─── Given data ───

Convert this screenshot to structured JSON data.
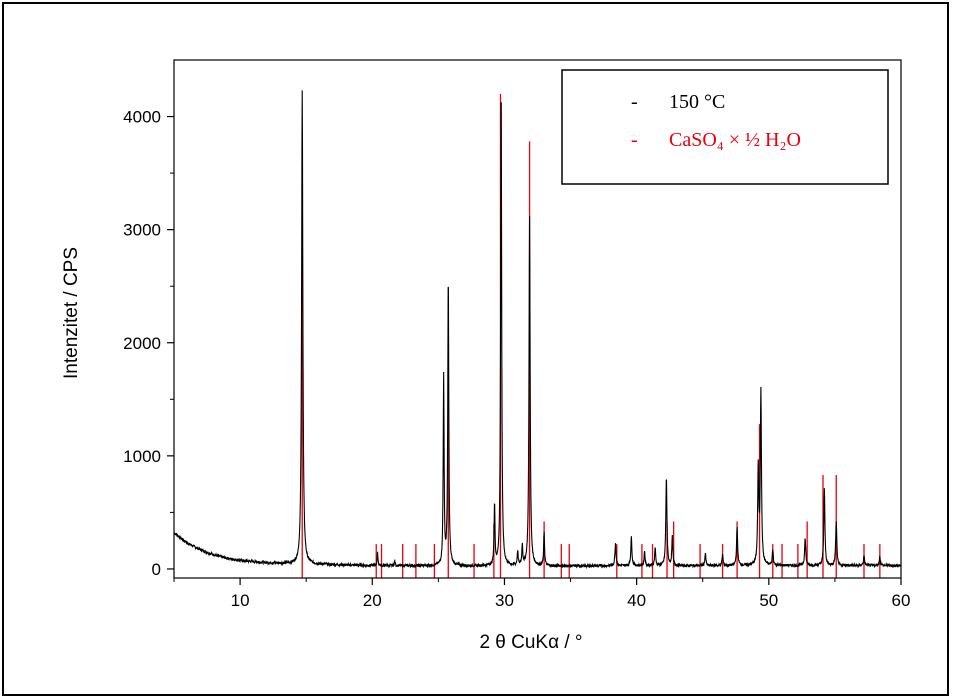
{
  "chart_data": {
    "type": "line",
    "xlabel": "2 θ CuKα / °",
    "ylabel": "Intenzitet / CPS",
    "xlim": [
      5,
      60
    ],
    "ylim": [
      -80,
      4500
    ],
    "xticks": [
      10,
      20,
      30,
      40,
      50,
      60
    ],
    "yticks": [
      0,
      1000,
      2000,
      3000,
      4000
    ],
    "grid": false,
    "legend_position": "top-right",
    "colors": {
      "measured": "#000000",
      "reference": "#e8000b"
    },
    "legend": {
      "measured_marker": "-",
      "measured_label": "150 °C",
      "reference_marker": "-",
      "reference_label": "CaSO₄ × ½ H₂O"
    },
    "series": [
      {
        "name": "150 °C",
        "kind": "measured",
        "baseline": [
          [
            5,
            320
          ],
          [
            6,
            230
          ],
          [
            7,
            170
          ],
          [
            8,
            125
          ],
          [
            9,
            95
          ],
          [
            10,
            75
          ],
          [
            12,
            55
          ],
          [
            14,
            45
          ],
          [
            20,
            30
          ],
          [
            30,
            25
          ],
          [
            40,
            28
          ],
          [
            50,
            30
          ],
          [
            60,
            30
          ]
        ],
        "peaks": [
          [
            14.7,
            4200,
            0.11
          ],
          [
            20.4,
            110,
            0.08
          ],
          [
            21.7,
            40,
            0.08
          ],
          [
            25.4,
            1680,
            0.08
          ],
          [
            25.75,
            2560,
            0.09
          ],
          [
            29.25,
            540,
            0.08
          ],
          [
            29.75,
            4300,
            0.09
          ],
          [
            31.0,
            130,
            0.08
          ],
          [
            31.35,
            180,
            0.08
          ],
          [
            31.9,
            3100,
            0.1
          ],
          [
            33.0,
            300,
            0.08
          ],
          [
            38.4,
            200,
            0.1
          ],
          [
            39.6,
            250,
            0.1
          ],
          [
            40.6,
            130,
            0.09
          ],
          [
            41.4,
            160,
            0.09
          ],
          [
            42.25,
            780,
            0.1
          ],
          [
            42.7,
            250,
            0.09
          ],
          [
            45.2,
            110,
            0.09
          ],
          [
            46.5,
            100,
            0.09
          ],
          [
            47.6,
            330,
            0.1
          ],
          [
            49.2,
            850,
            0.1
          ],
          [
            49.4,
            1540,
            0.1
          ],
          [
            50.3,
            140,
            0.09
          ],
          [
            52.75,
            240,
            0.1
          ],
          [
            54.2,
            680,
            0.1
          ],
          [
            55.1,
            400,
            0.1
          ],
          [
            57.2,
            80,
            0.1
          ],
          [
            58.4,
            80,
            0.1
          ]
        ]
      },
      {
        "name": "CaSO₄ × ½ H₂O",
        "kind": "reference",
        "sticks": [
          [
            14.7,
            3350
          ],
          [
            20.3,
            220
          ],
          [
            20.7,
            220
          ],
          [
            22.3,
            220
          ],
          [
            23.3,
            220
          ],
          [
            24.7,
            220
          ],
          [
            25.75,
            2100
          ],
          [
            27.7,
            220
          ],
          [
            29.2,
            400
          ],
          [
            29.7,
            4200
          ],
          [
            31.9,
            3780
          ],
          [
            33.0,
            420
          ],
          [
            34.3,
            220
          ],
          [
            34.9,
            220
          ],
          [
            38.5,
            220
          ],
          [
            40.4,
            220
          ],
          [
            41.2,
            220
          ],
          [
            42.3,
            420
          ],
          [
            42.8,
            420
          ],
          [
            44.8,
            220
          ],
          [
            46.5,
            220
          ],
          [
            47.6,
            420
          ],
          [
            49.3,
            1280
          ],
          [
            50.3,
            220
          ],
          [
            51.0,
            220
          ],
          [
            52.2,
            220
          ],
          [
            52.9,
            420
          ],
          [
            54.1,
            830
          ],
          [
            55.1,
            830
          ],
          [
            57.2,
            220
          ],
          [
            58.4,
            220
          ]
        ]
      }
    ]
  }
}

───

=== Brief ===
Select all lines with the word "CaSO₄" from the entries above.

=== Response ===
      "reference_label": "CaSO₄ × ½ H₂O"
        "name": "CaSO₄ × ½ H₂O",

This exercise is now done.